### DIRECTIVE
Copy out all lines that carry the word "简易组合型".

### RECORDS FOR THE EXERCISE
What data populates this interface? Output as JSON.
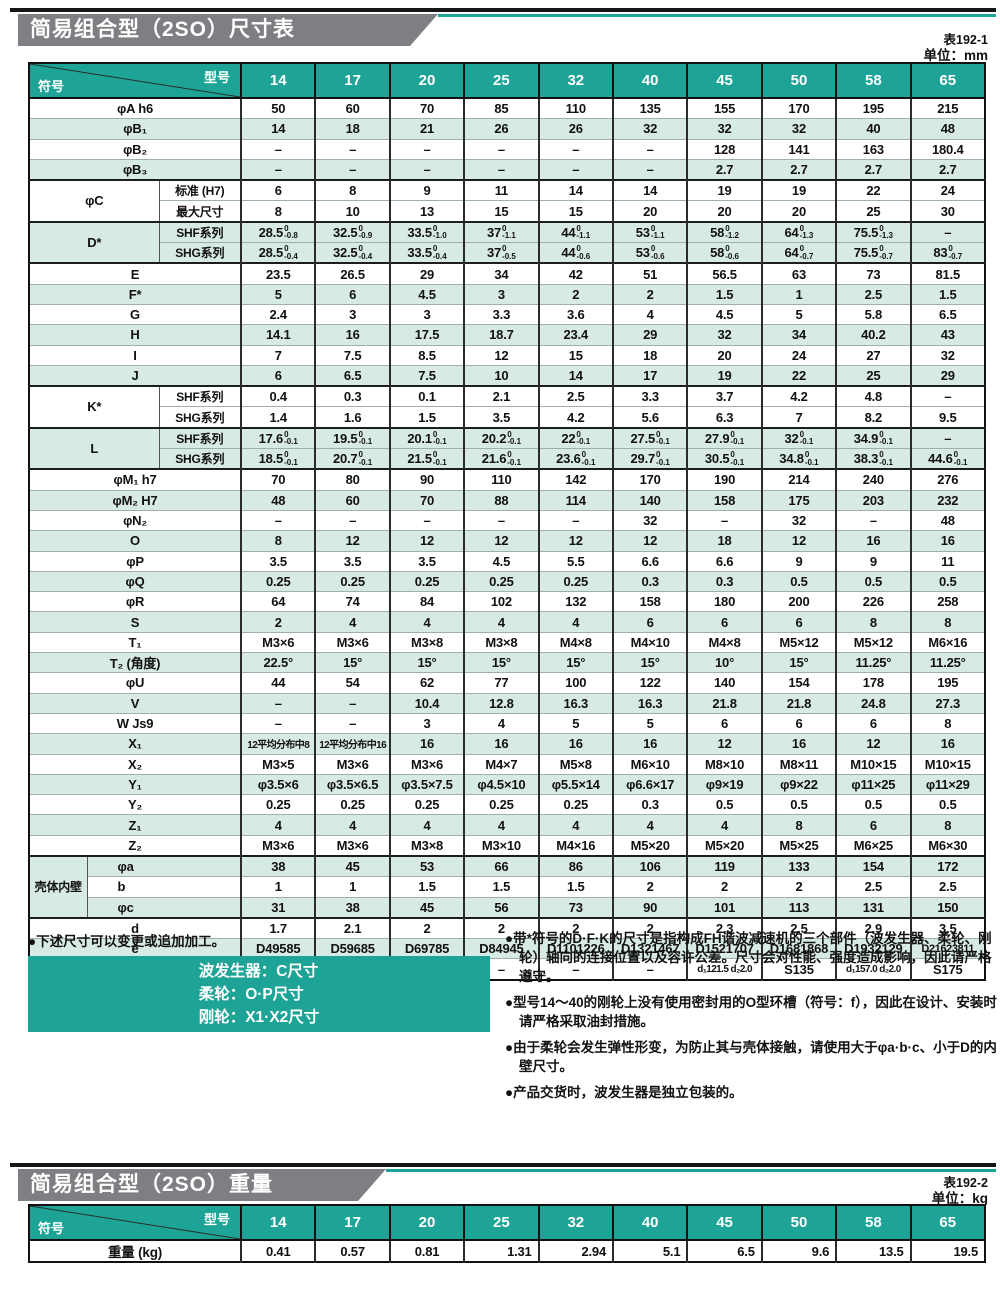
{
  "colors": {
    "teal": "#1ea496",
    "row_shade": "#d8eae6",
    "banner_gray": "#7d7f82"
  },
  "banner1": {
    "title": "简易组合型（2SO）尺寸表",
    "ref": "表192-1",
    "unit": "单位：mm"
  },
  "banner2": {
    "title": "简易组合型（2SO）重量",
    "ref": "表192-2",
    "unit": "单位：kg"
  },
  "dim_table": {
    "corner_top": "型号",
    "corner_bottom": "符号",
    "models": [
      "14",
      "17",
      "20",
      "25",
      "32",
      "40",
      "45",
      "50",
      "58",
      "65"
    ],
    "rows": [
      {
        "t": "plain",
        "label": "φA h6",
        "shade": 0,
        "cells": [
          "50",
          "60",
          "70",
          "85",
          "110",
          "135",
          "155",
          "170",
          "195",
          "215"
        ]
      },
      {
        "t": "plain",
        "label": "φB₁",
        "shade": 1,
        "cells": [
          "14",
          "18",
          "21",
          "26",
          "26",
          "32",
          "32",
          "32",
          "40",
          "48"
        ]
      },
      {
        "t": "plain",
        "label": "φB₂",
        "shade": 0,
        "cells": [
          "–",
          "–",
          "–",
          "–",
          "–",
          "–",
          "128",
          "141",
          "163",
          "180.4"
        ]
      },
      {
        "t": "plain",
        "label": "φB₃",
        "shade": 1,
        "cells": [
          "–",
          "–",
          "–",
          "–",
          "–",
          "–",
          "2.7",
          "2.7",
          "2.7",
          "2.7"
        ]
      },
      {
        "t": "g2",
        "label": "φC",
        "sub": "标准 (H7)",
        "shade": 0,
        "thick": 1,
        "cells": [
          "6",
          "8",
          "9",
          "11",
          "14",
          "14",
          "19",
          "19",
          "22",
          "24"
        ]
      },
      {
        "t": "gsub",
        "sub": "最大尺寸",
        "shade": 0,
        "cells": [
          "8",
          "10",
          "13",
          "15",
          "15",
          "20",
          "20",
          "20",
          "25",
          "30"
        ]
      },
      {
        "t": "g2",
        "label": "D*",
        "sub": "SHF系列",
        "shade": 1,
        "thick": 1,
        "cells": [
          "28.5|0|-0.8",
          "32.5|0|-0.9",
          "33.5|0|-1.0",
          "37|0|-1.1",
          "44|0|-1.1",
          "53|0|-1.1",
          "58|0|-1.2",
          "64|0|-1.3",
          "75.5|0|-1.3",
          "–"
        ]
      },
      {
        "t": "gsub",
        "sub": "SHG系列",
        "shade": 1,
        "cells": [
          "28.5|0|-0.4",
          "32.5|0|-0.4",
          "33.5|0|-0.4",
          "37|0|-0.5",
          "44|0|-0.6",
          "53|0|-0.6",
          "58|0|-0.6",
          "64|0|-0.7",
          "75.5|0|-0.7",
          "83|0|-0.7"
        ]
      },
      {
        "t": "plain",
        "label": "E",
        "shade": 0,
        "thick": 1,
        "cells": [
          "23.5",
          "26.5",
          "29",
          "34",
          "42",
          "51",
          "56.5",
          "63",
          "73",
          "81.5"
        ]
      },
      {
        "t": "plain",
        "label": "F*",
        "shade": 1,
        "cells": [
          "5",
          "6",
          "4.5",
          "3",
          "2",
          "2",
          "1.5",
          "1",
          "2.5",
          "1.5"
        ]
      },
      {
        "t": "plain",
        "label": "G",
        "shade": 0,
        "cells": [
          "2.4",
          "3",
          "3",
          "3.3",
          "3.6",
          "4",
          "4.5",
          "5",
          "5.8",
          "6.5"
        ]
      },
      {
        "t": "plain",
        "label": "H",
        "shade": 1,
        "cells": [
          "14.1",
          "16",
          "17.5",
          "18.7",
          "23.4",
          "29",
          "32",
          "34",
          "40.2",
          "43"
        ]
      },
      {
        "t": "plain",
        "label": "I",
        "shade": 0,
        "cells": [
          "7",
          "7.5",
          "8.5",
          "12",
          "15",
          "18",
          "20",
          "24",
          "27",
          "32"
        ]
      },
      {
        "t": "plain",
        "label": "J",
        "shade": 1,
        "cells": [
          "6",
          "6.5",
          "7.5",
          "10",
          "14",
          "17",
          "19",
          "22",
          "25",
          "29"
        ]
      },
      {
        "t": "g2",
        "label": "K*",
        "sub": "SHF系列",
        "shade": 0,
        "thick": 1,
        "cells": [
          "0.4",
          "0.3",
          "0.1",
          "2.1",
          "2.5",
          "3.3",
          "3.7",
          "4.2",
          "4.8",
          "–"
        ]
      },
      {
        "t": "gsub",
        "sub": "SHG系列",
        "shade": 0,
        "cells": [
          "1.4",
          "1.6",
          "1.5",
          "3.5",
          "4.2",
          "5.6",
          "6.3",
          "7",
          "8.2",
          "9.5"
        ]
      },
      {
        "t": "g2",
        "label": "L",
        "sub": "SHF系列",
        "shade": 1,
        "thick": 1,
        "cells": [
          "17.6|0|-0.1",
          "19.5|0|-0.1",
          "20.1|0|-0.1",
          "20.2|0|-0.1",
          "22|0|-0.1",
          "27.5|0|-0.1",
          "27.9|0|-0.1",
          "32|0|-0.1",
          "34.9|0|-0.1",
          "–"
        ]
      },
      {
        "t": "gsub",
        "sub": "SHG系列",
        "shade": 1,
        "cells": [
          "18.5|0|-0.1",
          "20.7|0|-0.1",
          "21.5|0|-0.1",
          "21.6|0|-0.1",
          "23.6|0|-0.1",
          "29.7|0|-0.1",
          "30.5|0|-0.1",
          "34.8|0|-0.1",
          "38.3|0|-0.1",
          "44.6|0|-0.1"
        ]
      },
      {
        "t": "plain",
        "label": "φM₁ h7",
        "shade": 0,
        "thick": 1,
        "cells": [
          "70",
          "80",
          "90",
          "110",
          "142",
          "170",
          "190",
          "214",
          "240",
          "276"
        ]
      },
      {
        "t": "plain",
        "label": "φM₂ H7",
        "shade": 1,
        "cells": [
          "48",
          "60",
          "70",
          "88",
          "114",
          "140",
          "158",
          "175",
          "203",
          "232"
        ]
      },
      {
        "t": "plain",
        "label": "φN₂",
        "shade": 0,
        "cells": [
          "–",
          "–",
          "–",
          "–",
          "–",
          "32",
          "–",
          "32",
          "–",
          "48"
        ]
      },
      {
        "t": "plain",
        "label": "O",
        "shade": 1,
        "cells": [
          "8",
          "12",
          "12",
          "12",
          "12",
          "12",
          "18",
          "12",
          "16",
          "16"
        ]
      },
      {
        "t": "plain",
        "label": "φP",
        "shade": 0,
        "cells": [
          "3.5",
          "3.5",
          "3.5",
          "4.5",
          "5.5",
          "6.6",
          "6.6",
          "9",
          "9",
          "11"
        ]
      },
      {
        "t": "plain",
        "label": "φQ",
        "shade": 1,
        "cells": [
          "0.25",
          "0.25",
          "0.25",
          "0.25",
          "0.25",
          "0.3",
          "0.3",
          "0.5",
          "0.5",
          "0.5"
        ]
      },
      {
        "t": "plain",
        "label": "φR",
        "shade": 0,
        "cells": [
          "64",
          "74",
          "84",
          "102",
          "132",
          "158",
          "180",
          "200",
          "226",
          "258"
        ]
      },
      {
        "t": "plain",
        "label": "S",
        "shade": 1,
        "cells": [
          "2",
          "4",
          "4",
          "4",
          "4",
          "6",
          "6",
          "6",
          "8",
          "8"
        ]
      },
      {
        "t": "plain",
        "label": "T₁",
        "shade": 0,
        "cells": [
          "M3×6",
          "M3×6",
          "M3×8",
          "M3×8",
          "M4×8",
          "M4×10",
          "M4×8",
          "M5×12",
          "M5×12",
          "M6×16"
        ]
      },
      {
        "t": "plain",
        "label": "T₂ (角度)",
        "shade": 1,
        "cells": [
          "22.5°",
          "15°",
          "15°",
          "15°",
          "15°",
          "15°",
          "10°",
          "15°",
          "11.25°",
          "11.25°"
        ]
      },
      {
        "t": "plain",
        "label": "φU",
        "shade": 0,
        "cells": [
          "44",
          "54",
          "62",
          "77",
          "100",
          "122",
          "140",
          "154",
          "178",
          "195"
        ]
      },
      {
        "t": "plain",
        "label": "V",
        "shade": 1,
        "cells": [
          "–",
          "–",
          "10.4",
          "12.8",
          "16.3",
          "16.3",
          "21.8",
          "21.8",
          "24.8",
          "27.3"
        ]
      },
      {
        "t": "plain",
        "label": "W Js9",
        "shade": 0,
        "cells": [
          "–",
          "–",
          "3",
          "4",
          "5",
          "5",
          "6",
          "6",
          "6",
          "8"
        ]
      },
      {
        "t": "plain",
        "label": "X₁",
        "shade": 1,
        "cells": [
          "12平均分布中8",
          "12平均分布中16",
          "16",
          "16",
          "16",
          "16",
          "12",
          "16",
          "12",
          "16"
        ]
      },
      {
        "t": "plain",
        "label": "X₂",
        "shade": 0,
        "cells": [
          "M3×5",
          "M3×6",
          "M3×6",
          "M4×7",
          "M5×8",
          "M6×10",
          "M8×10",
          "M8×11",
          "M10×15",
          "M10×15"
        ]
      },
      {
        "t": "plain",
        "label": "Y₁",
        "shade": 1,
        "cells": [
          "φ3.5×6",
          "φ3.5×6.5",
          "φ3.5×7.5",
          "φ4.5×10",
          "φ5.5×14",
          "φ6.6×17",
          "φ9×19",
          "φ9×22",
          "φ11×25",
          "φ11×29"
        ]
      },
      {
        "t": "plain",
        "label": "Y₂",
        "shade": 0,
        "cells": [
          "0.25",
          "0.25",
          "0.25",
          "0.25",
          "0.25",
          "0.3",
          "0.5",
          "0.5",
          "0.5",
          "0.5"
        ]
      },
      {
        "t": "plain",
        "label": "Z₁",
        "shade": 1,
        "cells": [
          "4",
          "4",
          "4",
          "4",
          "4",
          "4",
          "4",
          "8",
          "6",
          "8"
        ]
      },
      {
        "t": "plain",
        "label": "Z₂",
        "shade": 0,
        "cells": [
          "M3×6",
          "M3×6",
          "M3×8",
          "M3×10",
          "M4×16",
          "M5×20",
          "M5×20",
          "M5×25",
          "M6×25",
          "M6×30"
        ]
      },
      {
        "t": "h3",
        "label": "壳体内壁",
        "sub": "φa",
        "shade": 1,
        "thick": 1,
        "cells": [
          "38",
          "45",
          "53",
          "66",
          "86",
          "106",
          "119",
          "133",
          "154",
          "172"
        ]
      },
      {
        "t": "hsub",
        "sub": "b",
        "shade": 0,
        "cells": [
          "1",
          "1",
          "1.5",
          "1.5",
          "1.5",
          "2",
          "2",
          "2",
          "2.5",
          "2.5"
        ]
      },
      {
        "t": "hsub",
        "sub": "φc",
        "shade": 1,
        "cells": [
          "31",
          "38",
          "45",
          "56",
          "73",
          "90",
          "101",
          "113",
          "131",
          "150"
        ]
      },
      {
        "t": "plain",
        "label": "d",
        "shade": 0,
        "thick": 1,
        "cells": [
          "1.7",
          "2.1",
          "2",
          "2",
          "2",
          "2",
          "2.3",
          "2.5",
          "2.9",
          "3.5"
        ]
      },
      {
        "t": "plain",
        "label": "e",
        "shade": 1,
        "cells": [
          "D49585",
          "D59685",
          "D69785",
          "D84945",
          "D1101226",
          "D1321467",
          "D1521707",
          "D1681868",
          "D1932129",
          "D21623811"
        ]
      },
      {
        "t": "plain",
        "label": "f",
        "shade": 0,
        "cells": [
          "–",
          "–",
          "–",
          "–",
          "–",
          "–",
          "d₁121.5 d₂2.0",
          "S135",
          "d₁157.0 d₂2.0",
          "S175"
        ]
      }
    ]
  },
  "notes": {
    "left_bullet": "●下述尺寸可以变更或追加加工。",
    "box_lines": [
      "波发生器：C尺寸",
      "柔轮：O·P尺寸",
      "刚轮：X1·X2尺寸"
    ],
    "right": [
      "●带*符号的D·F·K的尺寸是指构成FH谐波减速机的三个部件（波发生器、柔轮、刚轮）轴向的连接位置以及容许公差。尺寸会对性能、强度造成影响，因此请严格遵守。",
      "●型号14～40的刚轮上没有使用密封用的O型环槽（符号：f），因此在设计、安装时请严格采取油封措施。",
      "●由于柔轮会发生弹性形变，为防止其与壳体接触，请使用大于φa·b·c、小于D的内壁尺寸。",
      "●产品交货时，波发生器是独立包装的。"
    ]
  },
  "weight_table": {
    "corner_top": "型号",
    "corner_bottom": "符号",
    "models": [
      "14",
      "17",
      "20",
      "25",
      "32",
      "40",
      "45",
      "50",
      "58",
      "65"
    ],
    "row_label": "重量 (kg)",
    "values": [
      "0.41",
      "0.57",
      "0.81",
      "1.31",
      "2.94",
      "5.1",
      "6.5",
      "9.6",
      "13.5",
      "19.5"
    ]
  }
}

### EXERCISE OUTPUT
    "title": "简易组合型（2SO）尺寸表",
    "title": "简易组合型（2SO）重量",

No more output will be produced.